#### PROBLEM DETAILS
For every line in the data below that contains "title", copy the line.

** begin SUPPLIED INFORMATION **

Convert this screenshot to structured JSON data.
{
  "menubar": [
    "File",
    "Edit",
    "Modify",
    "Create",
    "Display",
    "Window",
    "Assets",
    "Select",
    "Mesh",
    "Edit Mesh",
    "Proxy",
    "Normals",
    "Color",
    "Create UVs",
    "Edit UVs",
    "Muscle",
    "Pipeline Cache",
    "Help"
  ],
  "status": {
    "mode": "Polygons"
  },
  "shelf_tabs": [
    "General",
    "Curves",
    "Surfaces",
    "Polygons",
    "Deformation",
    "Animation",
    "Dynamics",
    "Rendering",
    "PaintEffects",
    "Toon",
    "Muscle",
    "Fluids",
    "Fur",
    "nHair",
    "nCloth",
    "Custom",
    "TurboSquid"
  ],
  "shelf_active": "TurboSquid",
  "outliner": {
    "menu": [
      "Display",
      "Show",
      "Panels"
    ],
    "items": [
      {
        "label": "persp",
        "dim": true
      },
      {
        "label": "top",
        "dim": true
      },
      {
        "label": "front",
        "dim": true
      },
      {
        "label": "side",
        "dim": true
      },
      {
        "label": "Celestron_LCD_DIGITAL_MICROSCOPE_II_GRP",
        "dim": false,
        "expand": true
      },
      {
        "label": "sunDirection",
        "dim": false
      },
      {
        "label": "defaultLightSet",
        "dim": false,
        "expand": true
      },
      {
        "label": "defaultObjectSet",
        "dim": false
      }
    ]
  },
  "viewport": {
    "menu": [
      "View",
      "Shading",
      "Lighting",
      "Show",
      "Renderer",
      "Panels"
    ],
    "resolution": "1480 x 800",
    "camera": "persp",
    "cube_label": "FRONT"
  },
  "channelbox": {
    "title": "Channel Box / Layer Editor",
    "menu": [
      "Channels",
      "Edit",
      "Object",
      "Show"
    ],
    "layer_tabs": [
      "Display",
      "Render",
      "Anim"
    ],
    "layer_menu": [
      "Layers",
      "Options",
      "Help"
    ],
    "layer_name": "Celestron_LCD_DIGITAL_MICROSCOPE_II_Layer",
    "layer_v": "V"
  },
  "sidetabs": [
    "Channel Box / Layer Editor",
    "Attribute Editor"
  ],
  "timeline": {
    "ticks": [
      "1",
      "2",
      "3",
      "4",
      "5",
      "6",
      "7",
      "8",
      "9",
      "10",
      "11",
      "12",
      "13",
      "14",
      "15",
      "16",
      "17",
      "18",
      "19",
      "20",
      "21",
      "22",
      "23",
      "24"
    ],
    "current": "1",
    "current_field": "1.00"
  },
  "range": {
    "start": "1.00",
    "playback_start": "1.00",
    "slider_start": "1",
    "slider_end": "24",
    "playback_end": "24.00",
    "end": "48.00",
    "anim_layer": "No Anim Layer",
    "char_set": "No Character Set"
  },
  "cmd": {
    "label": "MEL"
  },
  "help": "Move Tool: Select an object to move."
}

** end SUPPLIED INFORMATION **
** begin SUPPLIED INFORMATION **

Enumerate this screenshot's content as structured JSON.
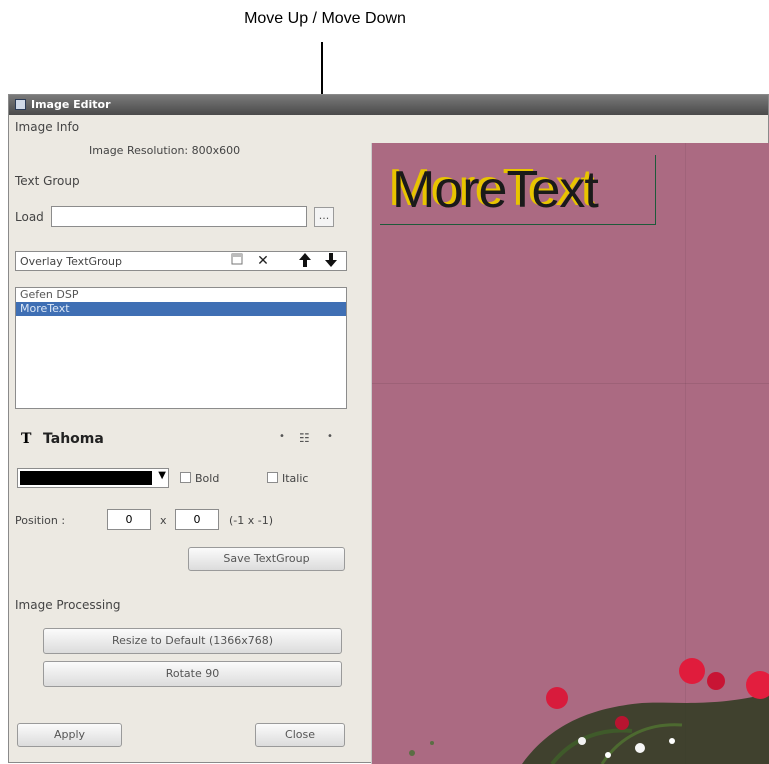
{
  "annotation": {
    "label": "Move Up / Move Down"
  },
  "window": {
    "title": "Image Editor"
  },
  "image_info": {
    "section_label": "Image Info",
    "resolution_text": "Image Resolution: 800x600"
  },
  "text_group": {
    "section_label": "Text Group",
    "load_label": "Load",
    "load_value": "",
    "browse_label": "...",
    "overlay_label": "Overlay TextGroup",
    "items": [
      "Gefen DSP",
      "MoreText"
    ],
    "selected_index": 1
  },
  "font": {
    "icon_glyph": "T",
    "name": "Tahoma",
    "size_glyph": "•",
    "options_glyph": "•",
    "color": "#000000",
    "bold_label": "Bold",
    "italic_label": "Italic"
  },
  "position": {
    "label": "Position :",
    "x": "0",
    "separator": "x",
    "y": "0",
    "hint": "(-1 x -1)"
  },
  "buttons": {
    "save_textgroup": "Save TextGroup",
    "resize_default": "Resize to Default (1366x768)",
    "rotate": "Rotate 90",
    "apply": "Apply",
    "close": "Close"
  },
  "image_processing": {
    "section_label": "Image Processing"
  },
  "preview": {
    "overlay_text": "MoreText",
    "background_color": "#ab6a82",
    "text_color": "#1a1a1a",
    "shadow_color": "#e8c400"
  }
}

** end SUPPLIED INFORMATION **

#### EXERCISE RESULT
    "title": "Channel Box / Layer Editor",
    "title": "Image Editor"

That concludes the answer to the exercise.